--- Start ---

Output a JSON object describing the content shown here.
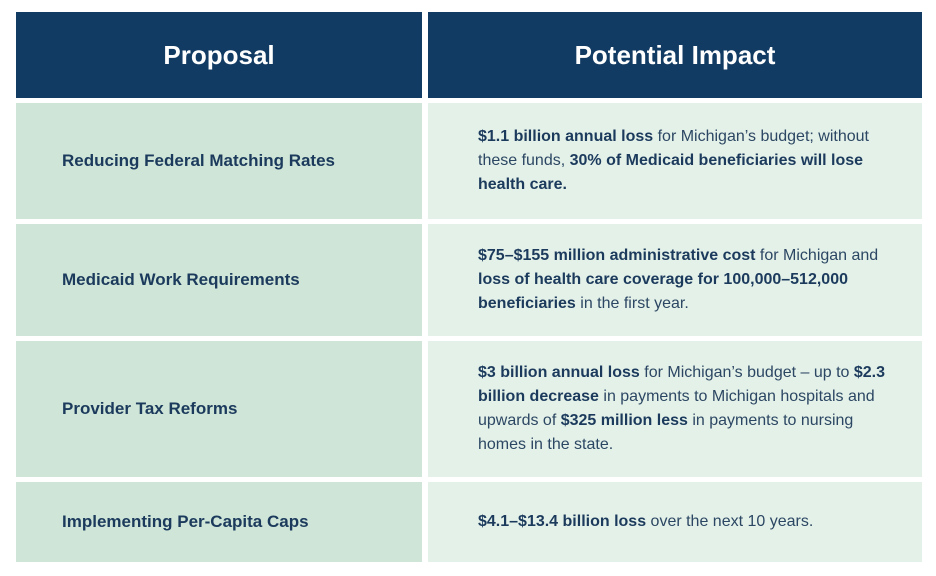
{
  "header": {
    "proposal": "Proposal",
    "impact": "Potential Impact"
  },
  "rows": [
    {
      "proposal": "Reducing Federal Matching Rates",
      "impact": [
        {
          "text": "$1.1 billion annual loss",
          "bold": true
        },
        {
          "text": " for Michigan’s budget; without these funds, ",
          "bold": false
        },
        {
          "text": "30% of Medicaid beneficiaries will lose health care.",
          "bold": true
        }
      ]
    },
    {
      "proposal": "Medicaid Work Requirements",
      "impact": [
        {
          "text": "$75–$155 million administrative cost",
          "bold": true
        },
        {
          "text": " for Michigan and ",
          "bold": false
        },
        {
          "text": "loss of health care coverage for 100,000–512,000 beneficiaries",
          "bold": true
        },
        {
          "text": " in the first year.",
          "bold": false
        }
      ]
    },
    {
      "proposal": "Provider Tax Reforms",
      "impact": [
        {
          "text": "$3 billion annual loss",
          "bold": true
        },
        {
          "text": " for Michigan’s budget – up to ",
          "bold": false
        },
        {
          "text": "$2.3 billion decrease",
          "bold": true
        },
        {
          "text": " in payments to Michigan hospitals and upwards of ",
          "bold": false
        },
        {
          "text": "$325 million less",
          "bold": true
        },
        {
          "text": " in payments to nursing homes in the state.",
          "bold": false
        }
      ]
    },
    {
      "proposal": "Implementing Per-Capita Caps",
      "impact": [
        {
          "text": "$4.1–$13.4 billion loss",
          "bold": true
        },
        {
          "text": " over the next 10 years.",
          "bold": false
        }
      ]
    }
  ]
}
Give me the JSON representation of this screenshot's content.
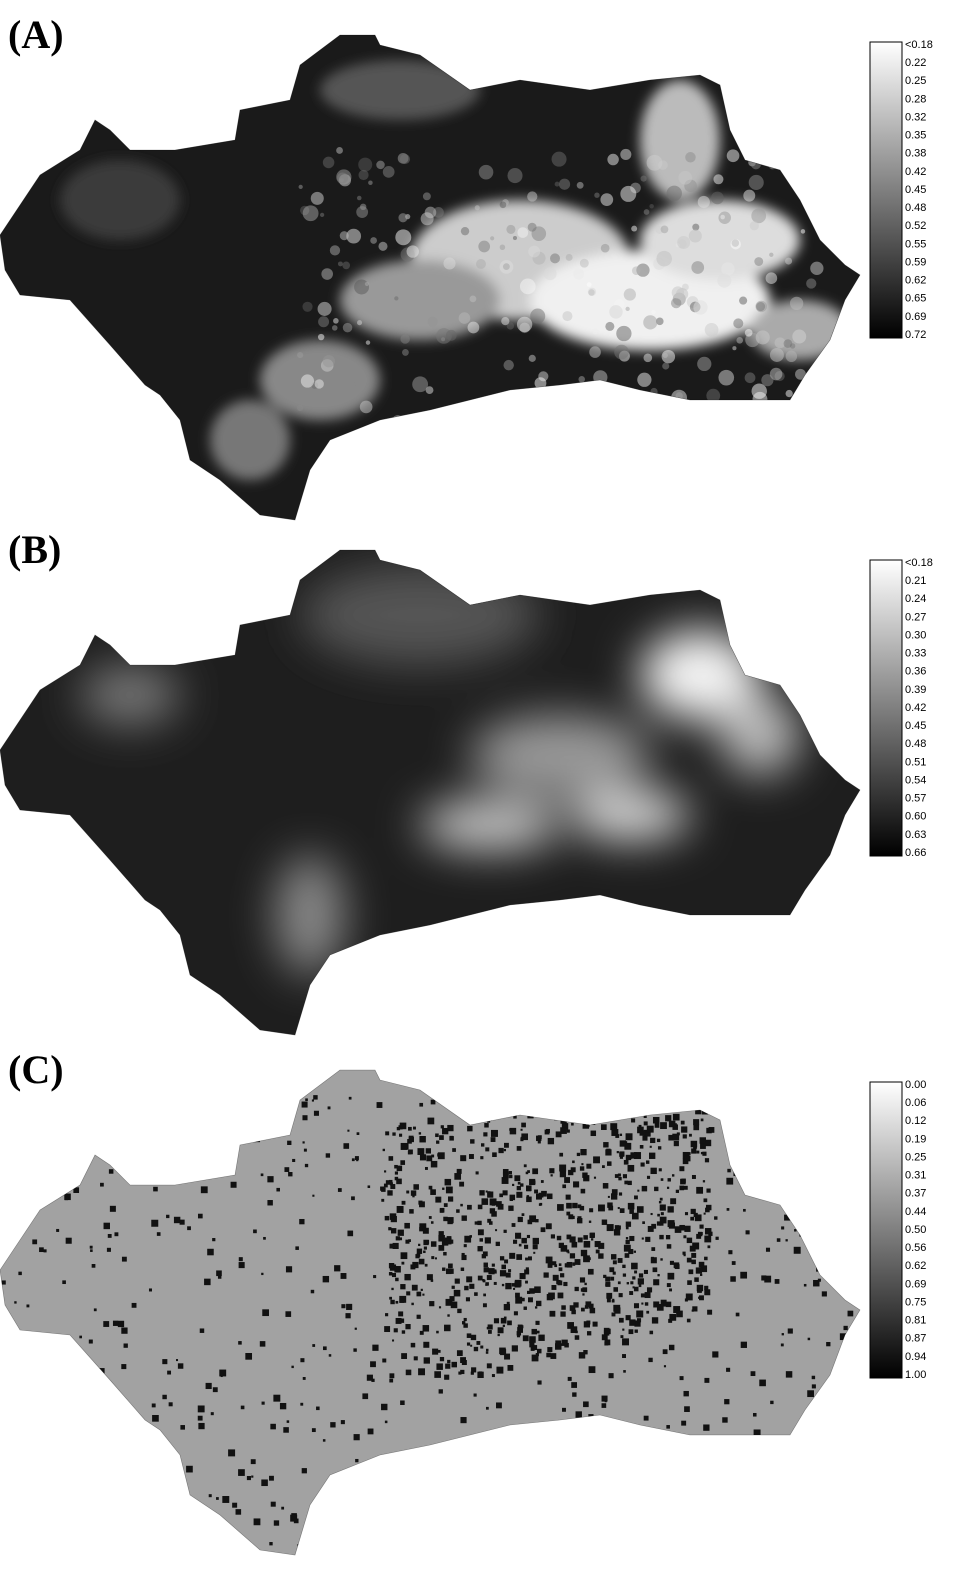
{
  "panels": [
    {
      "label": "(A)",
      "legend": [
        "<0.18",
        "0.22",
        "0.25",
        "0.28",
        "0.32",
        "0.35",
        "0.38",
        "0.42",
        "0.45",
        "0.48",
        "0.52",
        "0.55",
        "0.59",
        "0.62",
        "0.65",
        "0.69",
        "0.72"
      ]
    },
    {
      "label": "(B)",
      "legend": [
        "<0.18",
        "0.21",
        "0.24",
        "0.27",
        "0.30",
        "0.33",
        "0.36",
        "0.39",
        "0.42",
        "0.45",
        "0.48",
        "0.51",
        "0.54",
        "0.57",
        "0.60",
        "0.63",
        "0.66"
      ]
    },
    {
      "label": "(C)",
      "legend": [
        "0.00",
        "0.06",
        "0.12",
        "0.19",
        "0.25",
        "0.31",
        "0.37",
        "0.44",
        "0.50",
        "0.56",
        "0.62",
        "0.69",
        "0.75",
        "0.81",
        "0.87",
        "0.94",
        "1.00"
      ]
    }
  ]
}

--- End ---

- **Exercise description**
Check each line of the entries for the string "health". Copy the lines that have it.

- **Solution to the problem**
          "text": "30% of Medicaid beneficiaries will lose health care.",
          "text": "loss of health care coverage for 100,000–512,000 beneficiaries",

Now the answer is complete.